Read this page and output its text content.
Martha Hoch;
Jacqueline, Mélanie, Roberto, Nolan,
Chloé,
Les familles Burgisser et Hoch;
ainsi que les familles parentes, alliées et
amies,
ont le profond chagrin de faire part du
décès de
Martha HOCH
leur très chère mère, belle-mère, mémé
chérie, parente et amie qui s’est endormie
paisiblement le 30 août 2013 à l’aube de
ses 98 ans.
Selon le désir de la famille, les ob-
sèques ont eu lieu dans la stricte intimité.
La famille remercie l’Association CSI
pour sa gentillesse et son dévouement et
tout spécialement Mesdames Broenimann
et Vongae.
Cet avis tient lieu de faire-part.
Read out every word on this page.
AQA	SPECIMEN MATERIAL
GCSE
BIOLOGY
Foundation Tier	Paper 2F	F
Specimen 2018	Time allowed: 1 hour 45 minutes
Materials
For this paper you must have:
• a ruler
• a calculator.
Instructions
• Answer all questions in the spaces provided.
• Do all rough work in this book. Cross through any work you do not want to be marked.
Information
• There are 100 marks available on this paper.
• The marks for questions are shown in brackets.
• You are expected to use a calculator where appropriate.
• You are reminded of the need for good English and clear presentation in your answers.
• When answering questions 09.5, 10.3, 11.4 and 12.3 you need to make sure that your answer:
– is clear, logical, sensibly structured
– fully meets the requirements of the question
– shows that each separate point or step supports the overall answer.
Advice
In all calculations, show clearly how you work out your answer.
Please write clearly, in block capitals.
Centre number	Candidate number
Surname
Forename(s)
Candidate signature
⁂
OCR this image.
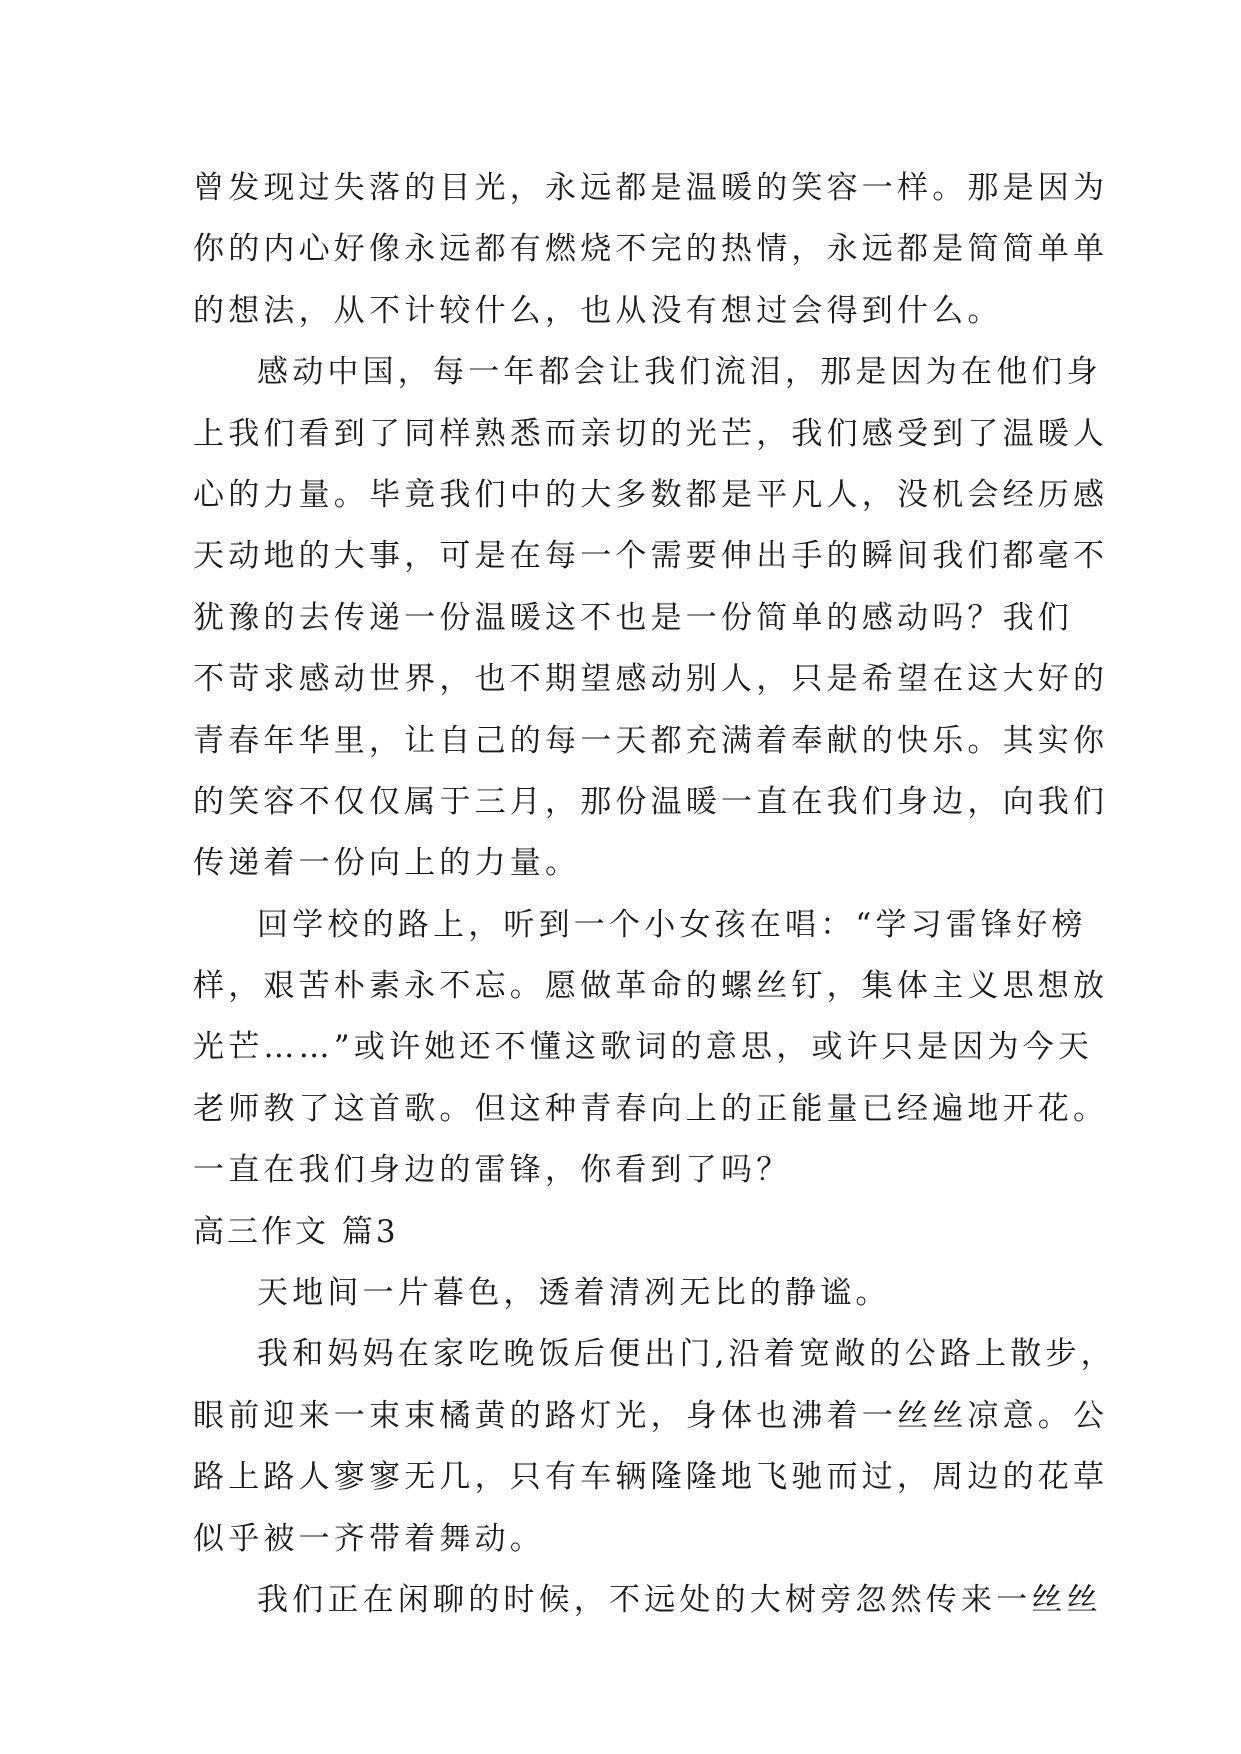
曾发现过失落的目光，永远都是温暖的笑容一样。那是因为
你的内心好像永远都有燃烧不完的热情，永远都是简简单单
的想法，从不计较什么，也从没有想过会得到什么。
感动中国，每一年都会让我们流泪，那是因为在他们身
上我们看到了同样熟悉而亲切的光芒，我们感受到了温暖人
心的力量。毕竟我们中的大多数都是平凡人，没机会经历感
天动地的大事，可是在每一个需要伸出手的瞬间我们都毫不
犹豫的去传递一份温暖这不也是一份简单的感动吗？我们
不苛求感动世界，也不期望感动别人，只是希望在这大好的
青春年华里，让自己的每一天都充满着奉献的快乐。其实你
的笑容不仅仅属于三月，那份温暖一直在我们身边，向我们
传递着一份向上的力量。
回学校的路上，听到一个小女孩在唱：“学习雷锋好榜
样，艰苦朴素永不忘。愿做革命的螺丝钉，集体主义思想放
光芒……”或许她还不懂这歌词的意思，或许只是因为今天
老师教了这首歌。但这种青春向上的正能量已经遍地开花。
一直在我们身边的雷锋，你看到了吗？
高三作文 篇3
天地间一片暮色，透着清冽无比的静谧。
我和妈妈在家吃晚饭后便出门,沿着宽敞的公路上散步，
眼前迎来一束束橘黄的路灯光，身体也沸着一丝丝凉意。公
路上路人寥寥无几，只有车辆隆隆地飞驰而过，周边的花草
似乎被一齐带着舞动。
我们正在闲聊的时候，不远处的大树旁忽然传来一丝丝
⁂
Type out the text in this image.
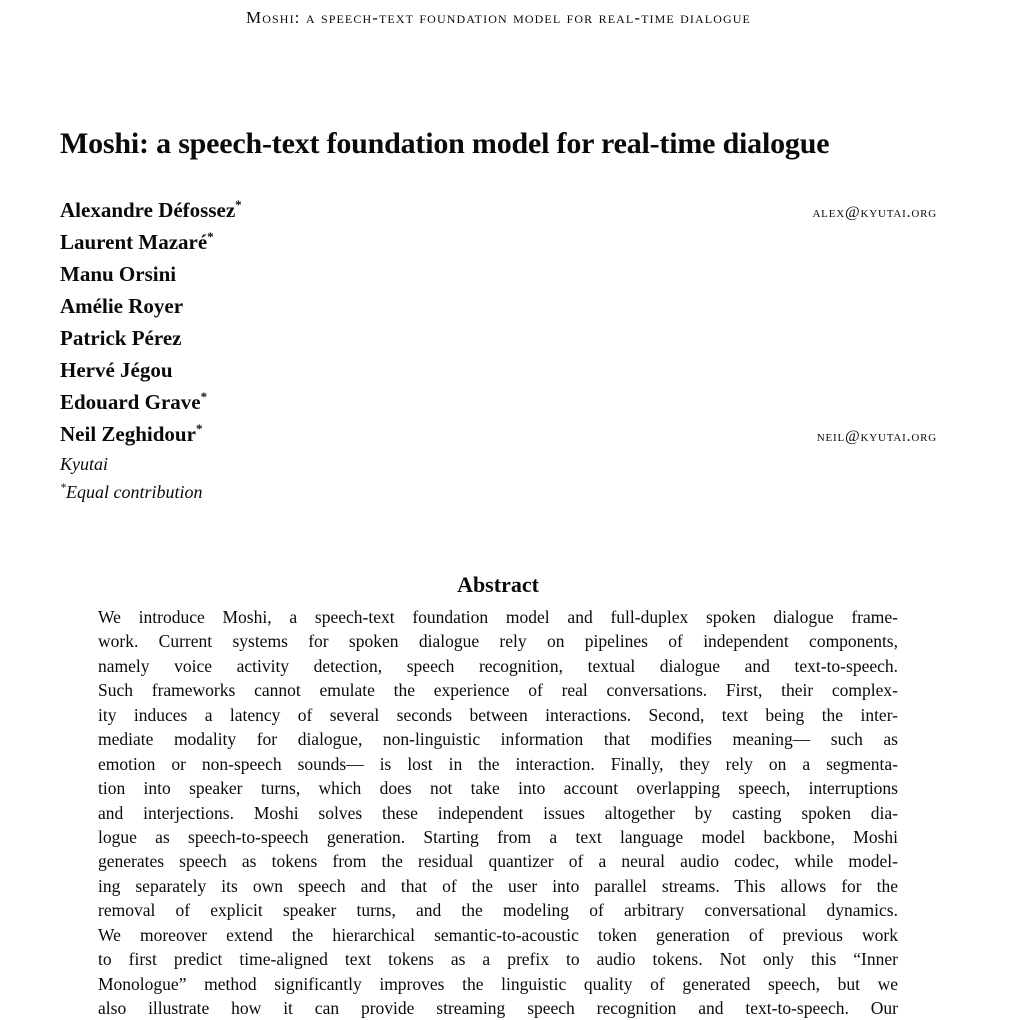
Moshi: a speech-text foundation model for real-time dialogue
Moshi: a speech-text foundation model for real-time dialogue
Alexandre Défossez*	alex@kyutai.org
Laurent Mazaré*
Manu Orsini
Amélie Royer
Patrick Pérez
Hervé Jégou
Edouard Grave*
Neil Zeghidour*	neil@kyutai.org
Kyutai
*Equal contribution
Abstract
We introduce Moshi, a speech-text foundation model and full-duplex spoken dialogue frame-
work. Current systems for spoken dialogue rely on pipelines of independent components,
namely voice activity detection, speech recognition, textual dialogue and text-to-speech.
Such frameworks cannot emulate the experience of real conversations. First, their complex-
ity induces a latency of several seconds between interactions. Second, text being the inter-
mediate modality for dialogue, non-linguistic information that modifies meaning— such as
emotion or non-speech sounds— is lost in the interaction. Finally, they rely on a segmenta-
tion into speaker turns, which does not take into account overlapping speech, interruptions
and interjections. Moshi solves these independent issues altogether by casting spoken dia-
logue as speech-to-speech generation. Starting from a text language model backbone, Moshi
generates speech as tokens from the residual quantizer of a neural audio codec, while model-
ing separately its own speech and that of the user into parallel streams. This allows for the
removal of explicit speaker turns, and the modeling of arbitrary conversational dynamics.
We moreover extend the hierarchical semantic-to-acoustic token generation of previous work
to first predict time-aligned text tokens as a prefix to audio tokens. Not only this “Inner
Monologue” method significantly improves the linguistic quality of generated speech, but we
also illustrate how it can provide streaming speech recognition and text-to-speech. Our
⁂
• **Instruction**: In the records above, locate the lines holding the word "audio". Copy each of them.

• **Response**:
generates speech as tokens from the residual quantizer of a neural audio codec, while model-
to first predict time-aligned text tokens as a prefix to audio tokens. Not only this “Inner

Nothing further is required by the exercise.